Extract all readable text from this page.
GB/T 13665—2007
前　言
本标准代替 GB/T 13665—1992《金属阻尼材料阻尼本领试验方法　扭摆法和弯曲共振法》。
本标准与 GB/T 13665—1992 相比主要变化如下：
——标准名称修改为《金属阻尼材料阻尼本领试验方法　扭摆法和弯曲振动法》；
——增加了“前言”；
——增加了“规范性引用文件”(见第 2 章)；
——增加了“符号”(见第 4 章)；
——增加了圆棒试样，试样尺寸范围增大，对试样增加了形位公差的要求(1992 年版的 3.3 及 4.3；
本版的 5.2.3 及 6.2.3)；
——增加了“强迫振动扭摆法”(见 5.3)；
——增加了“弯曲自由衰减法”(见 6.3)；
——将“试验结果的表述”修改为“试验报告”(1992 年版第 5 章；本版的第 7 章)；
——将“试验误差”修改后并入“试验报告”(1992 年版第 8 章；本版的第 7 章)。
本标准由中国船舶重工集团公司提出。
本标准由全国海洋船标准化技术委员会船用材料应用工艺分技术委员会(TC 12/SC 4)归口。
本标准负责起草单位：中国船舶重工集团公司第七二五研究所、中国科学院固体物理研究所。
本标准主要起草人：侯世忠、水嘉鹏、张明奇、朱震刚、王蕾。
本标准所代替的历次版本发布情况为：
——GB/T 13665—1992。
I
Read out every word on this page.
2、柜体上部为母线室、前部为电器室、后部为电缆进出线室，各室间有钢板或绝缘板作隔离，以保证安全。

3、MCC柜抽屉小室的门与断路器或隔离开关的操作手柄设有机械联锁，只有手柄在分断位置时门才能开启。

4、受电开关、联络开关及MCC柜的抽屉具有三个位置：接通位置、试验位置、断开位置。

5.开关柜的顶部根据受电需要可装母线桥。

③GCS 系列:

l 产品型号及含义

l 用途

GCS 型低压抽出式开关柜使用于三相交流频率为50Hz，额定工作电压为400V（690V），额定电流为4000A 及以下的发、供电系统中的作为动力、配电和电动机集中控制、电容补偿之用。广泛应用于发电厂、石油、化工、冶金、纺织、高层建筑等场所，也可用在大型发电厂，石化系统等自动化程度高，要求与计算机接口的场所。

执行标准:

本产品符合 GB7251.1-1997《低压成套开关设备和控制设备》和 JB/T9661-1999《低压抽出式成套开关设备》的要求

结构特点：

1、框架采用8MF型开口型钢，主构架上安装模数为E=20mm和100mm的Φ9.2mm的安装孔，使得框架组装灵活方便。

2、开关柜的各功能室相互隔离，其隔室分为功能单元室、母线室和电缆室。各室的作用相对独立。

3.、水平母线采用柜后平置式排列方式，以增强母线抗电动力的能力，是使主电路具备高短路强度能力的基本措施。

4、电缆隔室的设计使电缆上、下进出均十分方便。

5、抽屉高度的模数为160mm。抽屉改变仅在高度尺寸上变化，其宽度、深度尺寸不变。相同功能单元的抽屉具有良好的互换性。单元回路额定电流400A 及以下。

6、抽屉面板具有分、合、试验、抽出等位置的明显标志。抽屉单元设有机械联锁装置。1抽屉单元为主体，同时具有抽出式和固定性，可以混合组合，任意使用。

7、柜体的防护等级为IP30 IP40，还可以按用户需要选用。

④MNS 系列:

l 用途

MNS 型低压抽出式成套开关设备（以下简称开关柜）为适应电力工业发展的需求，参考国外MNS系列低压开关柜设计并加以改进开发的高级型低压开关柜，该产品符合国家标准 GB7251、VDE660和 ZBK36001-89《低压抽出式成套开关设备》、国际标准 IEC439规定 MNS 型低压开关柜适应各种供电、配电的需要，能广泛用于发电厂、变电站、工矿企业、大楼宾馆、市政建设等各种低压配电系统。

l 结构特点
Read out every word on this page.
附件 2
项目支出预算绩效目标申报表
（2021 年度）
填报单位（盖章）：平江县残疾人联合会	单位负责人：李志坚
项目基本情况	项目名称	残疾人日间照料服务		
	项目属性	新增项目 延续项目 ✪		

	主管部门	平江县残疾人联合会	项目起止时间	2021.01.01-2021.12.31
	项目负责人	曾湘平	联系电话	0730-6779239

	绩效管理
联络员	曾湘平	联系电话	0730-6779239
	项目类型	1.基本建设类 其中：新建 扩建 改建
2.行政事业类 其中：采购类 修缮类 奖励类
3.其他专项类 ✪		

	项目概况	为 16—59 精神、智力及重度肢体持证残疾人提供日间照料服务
★ ★ ★
Task to carry out — Please restate the records in full, word for word.

Answer to the exercise —
Extract all readable text from this page.
GB/T 13665—2007
前　言
本标准代替 GB/T 13665—1992《金属阻尼材料阻尼本领试验方法　扭摆法和弯曲共振法》。
本标准与 GB/T 13665—1992 相比主要变化如下：
——标准名称修改为《金属阻尼材料阻尼本领试验方法　扭摆法和弯曲振动法》；
——增加了“前言”；
——增加了“规范性引用文件”(见第 2 章)；
——增加了“符号”(见第 4 章)；
——增加了圆棒试样，试样尺寸范围增大，对试样增加了形位公差的要求(1992 年版的 3.3 及 4.3；
本版的 5.2.3 及 6.2.3)；
——增加了“强迫振动扭摆法”(见 5.3)；
——增加了“弯曲自由衰减法”(见 6.3)；
——将“试验结果的表述”修改为“试验报告”(1992 年版第 5 章；本版的第 7 章)；
——将“试验误差”修改后并入“试验报告”(1992 年版第 8 章；本版的第 7 章)。
本标准由中国船舶重工集团公司提出。
本标准由全国海洋船标准化技术委员会船用材料应用工艺分技术委员会(TC 12/SC 4)归口。
本标准负责起草单位：中国船舶重工集团公司第七二五研究所、中国科学院固体物理研究所。
本标准主要起草人：侯世忠、水嘉鹏、张明奇、朱震刚、王蕾。
本标准所代替的历次版本发布情况为：
——GB/T 13665—1992。
I
Read out every word on this page.
2、柜体上部为母线室、前部为电器室、后部为电缆进出线室，各室间有钢板或绝缘板作隔离，以保证安全。

3、MCC柜抽屉小室的门与断路器或隔离开关的操作手柄设有机械联锁，只有手柄在分断位置时门才能开启。

4、受电开关、联络开关及MCC柜的抽屉具有三个位置：接通位置、试验位置、断开位置。

5.开关柜的顶部根据受电需要可装母线桥。

③GCS 系列:

l 产品型号及含义

l 用途

GCS 型低压抽出式开关柜使用于三相交流频率为50Hz，额定工作电压为400V（690V），额定电流为4000A 及以下的发、供电系统中的作为动力、配电和电动机集中控制、电容补偿之用。广泛应用于发电厂、石油、化工、冶金、纺织、高层建筑等场所，也可用在大型发电厂，石化系统等自动化程度高，要求与计算机接口的场所。

执行标准:

本产品符合 GB7251.1-1997《低压成套开关设备和控制设备》和 JB/T9661-1999《低压抽出式成套开关设备》的要求

结构特点：

1、框架采用8MF型开口型钢，主构架上安装模数为E=20mm和100mm的Φ9.2mm的安装孔，使得框架组装灵活方便。

2、开关柜的各功能室相互隔离，其隔室分为功能单元室、母线室和电缆室。各室的作用相对独立。

3.、水平母线采用柜后平置式排列方式，以增强母线抗电动力的能力，是使主电路具备高短路强度能力的基本措施。

4、电缆隔室的设计使电缆上、下进出均十分方便。

5、抽屉高度的模数为160mm。抽屉改变仅在高度尺寸上变化，其宽度、深度尺寸不变。相同功能单元的抽屉具有良好的互换性。单元回路额定电流400A 及以下。

6、抽屉面板具有分、合、试验、抽出等位置的明显标志。抽屉单元设有机械联锁装置。1抽屉单元为主体，同时具有抽出式和固定性，可以混合组合，任意使用。

7、柜体的防护等级为IP30 IP40，还可以按用户需要选用。

④MNS 系列:

l 用途

MNS 型低压抽出式成套开关设备（以下简称开关柜）为适应电力工业发展的需求，参考国外MNS系列低压开关柜设计并加以改进开发的高级型低压开关柜，该产品符合国家标准 GB7251、VDE660和 ZBK36001-89《低压抽出式成套开关设备》、国际标准 IEC439规定 MNS 型低压开关柜适应各种供电、配电的需要，能广泛用于发电厂、变电站、工矿企业、大楼宾馆、市政建设等各种低压配电系统。

l 结构特点
Read out every word on this page.
附件 2
项目支出预算绩效目标申报表
（2021 年度）
填报单位（盖章）：平江县残疾人联合会	单位负责人：李志坚
项目基本情况	项目名称	残疾人日间照料服务		
	项目属性	新增项目 延续项目 ✪		

	主管部门	平江县残疾人联合会	项目起止时间	2021.01.01-2021.12.31
	项目负责人	曾湘平	联系电话	0730-6779239

	绩效管理
联络员	曾湘平	联系电话	0730-6779239
	项目类型	1.基本建设类 其中：新建 扩建 改建
2.行政事业类 其中：采购类 修缮类 奖励类
3.其他专项类 ✪		

	项目概况	为 16—59 精神、智力及重度肢体持证残疾人提供日间照料服务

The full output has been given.